_To be done_
Retype all the records with nothing changed.

_Given records_
-- start --

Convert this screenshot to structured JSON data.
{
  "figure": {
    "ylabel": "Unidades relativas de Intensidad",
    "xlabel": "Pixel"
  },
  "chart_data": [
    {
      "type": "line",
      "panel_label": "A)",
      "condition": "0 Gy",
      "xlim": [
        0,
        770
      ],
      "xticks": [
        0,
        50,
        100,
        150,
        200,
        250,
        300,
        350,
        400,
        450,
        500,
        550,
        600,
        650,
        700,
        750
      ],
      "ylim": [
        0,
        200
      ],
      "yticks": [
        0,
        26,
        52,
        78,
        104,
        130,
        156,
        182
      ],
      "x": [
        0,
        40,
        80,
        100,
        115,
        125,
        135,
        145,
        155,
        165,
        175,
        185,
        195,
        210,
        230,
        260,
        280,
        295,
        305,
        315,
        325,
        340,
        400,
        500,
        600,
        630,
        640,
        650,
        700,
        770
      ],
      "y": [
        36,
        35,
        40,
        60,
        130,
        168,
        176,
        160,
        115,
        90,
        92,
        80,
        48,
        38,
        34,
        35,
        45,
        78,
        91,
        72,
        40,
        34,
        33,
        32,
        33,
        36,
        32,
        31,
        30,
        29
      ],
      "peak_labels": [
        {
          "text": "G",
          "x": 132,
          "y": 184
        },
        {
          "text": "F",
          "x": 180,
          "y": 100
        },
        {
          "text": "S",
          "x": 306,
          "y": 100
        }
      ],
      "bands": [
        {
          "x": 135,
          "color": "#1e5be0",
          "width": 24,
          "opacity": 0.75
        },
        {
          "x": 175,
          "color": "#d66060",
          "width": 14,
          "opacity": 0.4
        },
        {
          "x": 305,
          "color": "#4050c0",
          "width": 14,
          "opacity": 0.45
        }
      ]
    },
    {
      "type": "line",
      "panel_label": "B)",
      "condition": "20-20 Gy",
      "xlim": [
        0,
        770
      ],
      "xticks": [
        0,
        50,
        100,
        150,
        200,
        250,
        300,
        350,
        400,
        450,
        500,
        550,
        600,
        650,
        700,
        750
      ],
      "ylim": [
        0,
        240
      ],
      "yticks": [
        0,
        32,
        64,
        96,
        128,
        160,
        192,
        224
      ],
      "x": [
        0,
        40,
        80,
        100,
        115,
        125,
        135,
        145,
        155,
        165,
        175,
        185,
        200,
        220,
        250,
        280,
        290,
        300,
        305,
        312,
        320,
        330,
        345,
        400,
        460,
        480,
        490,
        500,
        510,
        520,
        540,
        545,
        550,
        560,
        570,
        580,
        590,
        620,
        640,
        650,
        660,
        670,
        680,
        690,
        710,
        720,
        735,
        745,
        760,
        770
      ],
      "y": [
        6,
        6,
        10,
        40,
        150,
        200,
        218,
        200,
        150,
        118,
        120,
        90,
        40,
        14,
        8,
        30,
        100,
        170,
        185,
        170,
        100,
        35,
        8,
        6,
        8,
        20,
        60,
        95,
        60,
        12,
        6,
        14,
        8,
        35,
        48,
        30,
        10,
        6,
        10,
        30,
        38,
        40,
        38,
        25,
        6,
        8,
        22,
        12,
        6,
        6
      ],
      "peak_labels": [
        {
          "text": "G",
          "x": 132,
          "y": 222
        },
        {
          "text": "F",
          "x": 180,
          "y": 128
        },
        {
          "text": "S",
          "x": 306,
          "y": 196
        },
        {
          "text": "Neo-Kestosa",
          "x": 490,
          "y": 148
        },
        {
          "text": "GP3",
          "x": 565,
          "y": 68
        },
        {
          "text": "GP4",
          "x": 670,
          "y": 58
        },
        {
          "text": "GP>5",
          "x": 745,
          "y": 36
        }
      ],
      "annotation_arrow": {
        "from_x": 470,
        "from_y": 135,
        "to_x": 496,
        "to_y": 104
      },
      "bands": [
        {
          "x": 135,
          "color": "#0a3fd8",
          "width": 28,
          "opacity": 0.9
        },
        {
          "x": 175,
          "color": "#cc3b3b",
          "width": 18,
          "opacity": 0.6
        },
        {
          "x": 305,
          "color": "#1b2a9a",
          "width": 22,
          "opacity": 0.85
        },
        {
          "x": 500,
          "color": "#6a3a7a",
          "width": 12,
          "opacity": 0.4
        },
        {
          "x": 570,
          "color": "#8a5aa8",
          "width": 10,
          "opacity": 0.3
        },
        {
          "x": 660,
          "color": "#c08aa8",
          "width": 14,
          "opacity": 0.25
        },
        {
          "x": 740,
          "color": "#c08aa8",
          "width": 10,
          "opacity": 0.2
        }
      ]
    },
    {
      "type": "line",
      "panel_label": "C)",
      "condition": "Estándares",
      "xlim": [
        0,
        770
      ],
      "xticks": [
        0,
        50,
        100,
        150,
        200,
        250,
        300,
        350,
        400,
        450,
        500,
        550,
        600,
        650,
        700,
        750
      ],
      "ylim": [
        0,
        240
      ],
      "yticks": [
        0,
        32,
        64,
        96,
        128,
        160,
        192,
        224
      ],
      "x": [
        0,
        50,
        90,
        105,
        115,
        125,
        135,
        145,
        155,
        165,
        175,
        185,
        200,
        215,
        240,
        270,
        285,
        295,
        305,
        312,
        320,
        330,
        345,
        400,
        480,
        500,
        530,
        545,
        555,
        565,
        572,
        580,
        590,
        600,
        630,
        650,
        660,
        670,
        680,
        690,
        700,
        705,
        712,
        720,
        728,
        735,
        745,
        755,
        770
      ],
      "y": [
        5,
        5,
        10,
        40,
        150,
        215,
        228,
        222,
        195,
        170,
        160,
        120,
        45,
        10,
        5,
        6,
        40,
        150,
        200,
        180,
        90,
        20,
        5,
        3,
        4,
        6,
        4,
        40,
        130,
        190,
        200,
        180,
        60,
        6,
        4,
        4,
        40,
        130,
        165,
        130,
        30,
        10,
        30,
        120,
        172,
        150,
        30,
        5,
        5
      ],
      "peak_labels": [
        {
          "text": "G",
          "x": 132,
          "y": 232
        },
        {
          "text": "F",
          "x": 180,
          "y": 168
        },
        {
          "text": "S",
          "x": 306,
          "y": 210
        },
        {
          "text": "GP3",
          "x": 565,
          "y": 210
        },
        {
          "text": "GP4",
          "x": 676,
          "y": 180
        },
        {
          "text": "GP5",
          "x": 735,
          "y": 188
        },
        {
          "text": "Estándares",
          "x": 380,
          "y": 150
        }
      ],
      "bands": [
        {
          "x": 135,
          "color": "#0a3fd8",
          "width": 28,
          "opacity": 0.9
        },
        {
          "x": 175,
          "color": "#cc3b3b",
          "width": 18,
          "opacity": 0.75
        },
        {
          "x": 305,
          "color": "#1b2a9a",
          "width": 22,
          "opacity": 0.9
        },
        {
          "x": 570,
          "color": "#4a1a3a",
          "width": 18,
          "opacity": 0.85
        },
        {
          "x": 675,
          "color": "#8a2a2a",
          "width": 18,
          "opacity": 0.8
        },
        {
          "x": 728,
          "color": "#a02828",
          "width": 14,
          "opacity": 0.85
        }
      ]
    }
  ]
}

-- end --

_The response_
Convert this screenshot to structured JSON data.
{
  "figure": {
    "ylabel": "Unidades relativas de Intensidad",
    "xlabel": "Pixel"
  },
  "chart_data": [
    {
      "type": "line",
      "panel_label": "A)",
      "condition": "0 Gy",
      "xlim": [
        0,
        770
      ],
      "xticks": [
        0,
        50,
        100,
        150,
        200,
        250,
        300,
        350,
        400,
        450,
        500,
        550,
        600,
        650,
        700,
        750
      ],
      "ylim": [
        0,
        200
      ],
      "yticks": [
        0,
        26,
        52,
        78,
        104,
        130,
        156,
        182
      ],
      "x": [
        0,
        40,
        80,
        100,
        115,
        125,
        135,
        145,
        155,
        165,
        175,
        185,
        195,
        210,
        230,
        260,
        280,
        295,
        305,
        315,
        325,
        340,
        400,
        500,
        600,
        630,
        640,
        650,
        700,
        770
      ],
      "y": [
        36,
        35,
        40,
        60,
        130,
        168,
        176,
        160,
        115,
        90,
        92,
        80,
        48,
        38,
        34,
        35,
        45,
        78,
        91,
        72,
        40,
        34,
        33,
        32,
        33,
        36,
        32,
        31,
        30,
        29
      ],
      "peak_labels": [
        {
          "text": "G",
          "x": 132,
          "y": 184
        },
        {
          "text": "F",
          "x": 180,
          "y": 100
        },
        {
          "text": "S",
          "x": 306,
          "y": 100
        }
      ],
      "bands": [
        {
          "x": 135,
          "color": "#1e5be0",
          "width": 24,
          "opacity": 0.75
        },
        {
          "x": 175,
          "color": "#d66060",
          "width": 14,
          "opacity": 0.4
        },
        {
          "x": 305,
          "color": "#4050c0",
          "width": 14,
          "opacity": 0.45
        }
      ]
    },
    {
      "type": "line",
      "panel_label": "B)",
      "condition": "20-20 Gy",
      "xlim": [
        0,
        770
      ],
      "xticks": [
        0,
        50,
        100,
        150,
        200,
        250,
        300,
        350,
        400,
        450,
        500,
        550,
        600,
        650,
        700,
        750
      ],
      "ylim": [
        0,
        240
      ],
      "yticks": [
        0,
        32,
        64,
        96,
        128,
        160,
        192,
        224
      ],
      "x": [
        0,
        40,
        80,
        100,
        115,
        125,
        135,
        145,
        155,
        165,
        175,
        185,
        200,
        220,
        250,
        280,
        290,
        300,
        305,
        312,
        320,
        330,
        345,
        400,
        460,
        480,
        490,
        500,
        510,
        520,
        540,
        545,
        550,
        560,
        570,
        580,
        590,
        620,
        640,
        650,
        660,
        670,
        680,
        690,
        710,
        720,
        735,
        745,
        760,
        770
      ],
      "y": [
        6,
        6,
        10,
        40,
        150,
        200,
        218,
        200,
        150,
        118,
        120,
        90,
        40,
        14,
        8,
        30,
        100,
        170,
        185,
        170,
        100,
        35,
        8,
        6,
        8,
        20,
        60,
        95,
        60,
        12,
        6,
        14,
        8,
        35,
        48,
        30,
        10,
        6,
        10,
        30,
        38,
        40,
        38,
        25,
        6,
        8,
        22,
        12,
        6,
        6
      ],
      "peak_labels": [
        {
          "text": "G",
          "x": 132,
          "y": 222
        },
        {
          "text": "F",
          "x": 180,
          "y": 128
        },
        {
          "text": "S",
          "x": 306,
          "y": 196
        },
        {
          "text": "Neo-Kestosa",
          "x": 490,
          "y": 148
        },
        {
          "text": "GP3",
          "x": 565,
          "y": 68
        },
        {
          "text": "GP4",
          "x": 670,
          "y": 58
        },
        {
          "text": "GP>5",
          "x": 745,
          "y": 36
        }
      ],
      "annotation_arrow": {
        "from_x": 470,
        "from_y": 135,
        "to_x": 496,
        "to_y": 104
      },
      "bands": [
        {
          "x": 135,
          "color": "#0a3fd8",
          "width": 28,
          "opacity": 0.9
        },
        {
          "x": 175,
          "color": "#cc3b3b",
          "width": 18,
          "opacity": 0.6
        },
        {
          "x": 305,
          "color": "#1b2a9a",
          "width": 22,
          "opacity": 0.85
        },
        {
          "x": 500,
          "color": "#6a3a7a",
          "width": 12,
          "opacity": 0.4
        },
        {
          "x": 570,
          "color": "#8a5aa8",
          "width": 10,
          "opacity": 0.3
        },
        {
          "x": 660,
          "color": "#c08aa8",
          "width": 14,
          "opacity": 0.25
        },
        {
          "x": 740,
          "color": "#c08aa8",
          "width": 10,
          "opacity": 0.2
        }
      ]
    },
    {
      "type": "line",
      "panel_label": "C)",
      "condition": "Estándares",
      "xlim": [
        0,
        770
      ],
      "xticks": [
        0,
        50,
        100,
        150,
        200,
        250,
        300,
        350,
        400,
        450,
        500,
        550,
        600,
        650,
        700,
        750
      ],
      "ylim": [
        0,
        240
      ],
      "yticks": [
        0,
        32,
        64,
        96,
        128,
        160,
        192,
        224
      ],
      "x": [
        0,
        50,
        90,
        105,
        115,
        125,
        135,
        145,
        155,
        165,
        175,
        185,
        200,
        215,
        240,
        270,
        285,
        295,
        305,
        312,
        320,
        330,
        345,
        400,
        480,
        500,
        530,
        545,
        555,
        565,
        572,
        580,
        590,
        600,
        630,
        650,
        660,
        670,
        680,
        690,
        700,
        705,
        712,
        720,
        728,
        735,
        745,
        755,
        770
      ],
      "y": [
        5,
        5,
        10,
        40,
        150,
        215,
        228,
        222,
        195,
        170,
        160,
        120,
        45,
        10,
        5,
        6,
        40,
        150,
        200,
        180,
        90,
        20,
        5,
        3,
        4,
        6,
        4,
        40,
        130,
        190,
        200,
        180,
        60,
        6,
        4,
        4,
        40,
        130,
        165,
        130,
        30,
        10,
        30,
        120,
        172,
        150,
        30,
        5,
        5
      ],
      "peak_labels": [
        {
          "text": "G",
          "x": 132,
          "y": 232
        },
        {
          "text": "F",
          "x": 180,
          "y": 168
        },
        {
          "text": "S",
          "x": 306,
          "y": 210
        },
        {
          "text": "GP3",
          "x": 565,
          "y": 210
        },
        {
          "text": "GP4",
          "x": 676,
          "y": 180
        },
        {
          "text": "GP5",
          "x": 735,
          "y": 188
        },
        {
          "text": "Estándares",
          "x": 380,
          "y": 150
        }
      ],
      "bands": [
        {
          "x": 135,
          "color": "#0a3fd8",
          "width": 28,
          "opacity": 0.9
        },
        {
          "x": 175,
          "color": "#cc3b3b",
          "width": 18,
          "opacity": 0.75
        },
        {
          "x": 305,
          "color": "#1b2a9a",
          "width": 22,
          "opacity": 0.9
        },
        {
          "x": 570,
          "color": "#4a1a3a",
          "width": 18,
          "opacity": 0.85
        },
        {
          "x": 675,
          "color": "#8a2a2a",
          "width": 18,
          "opacity": 0.8
        },
        {
          "x": 728,
          "color": "#a02828",
          "width": 14,
          "opacity": 0.85
        }
      ]
    }
  ]
}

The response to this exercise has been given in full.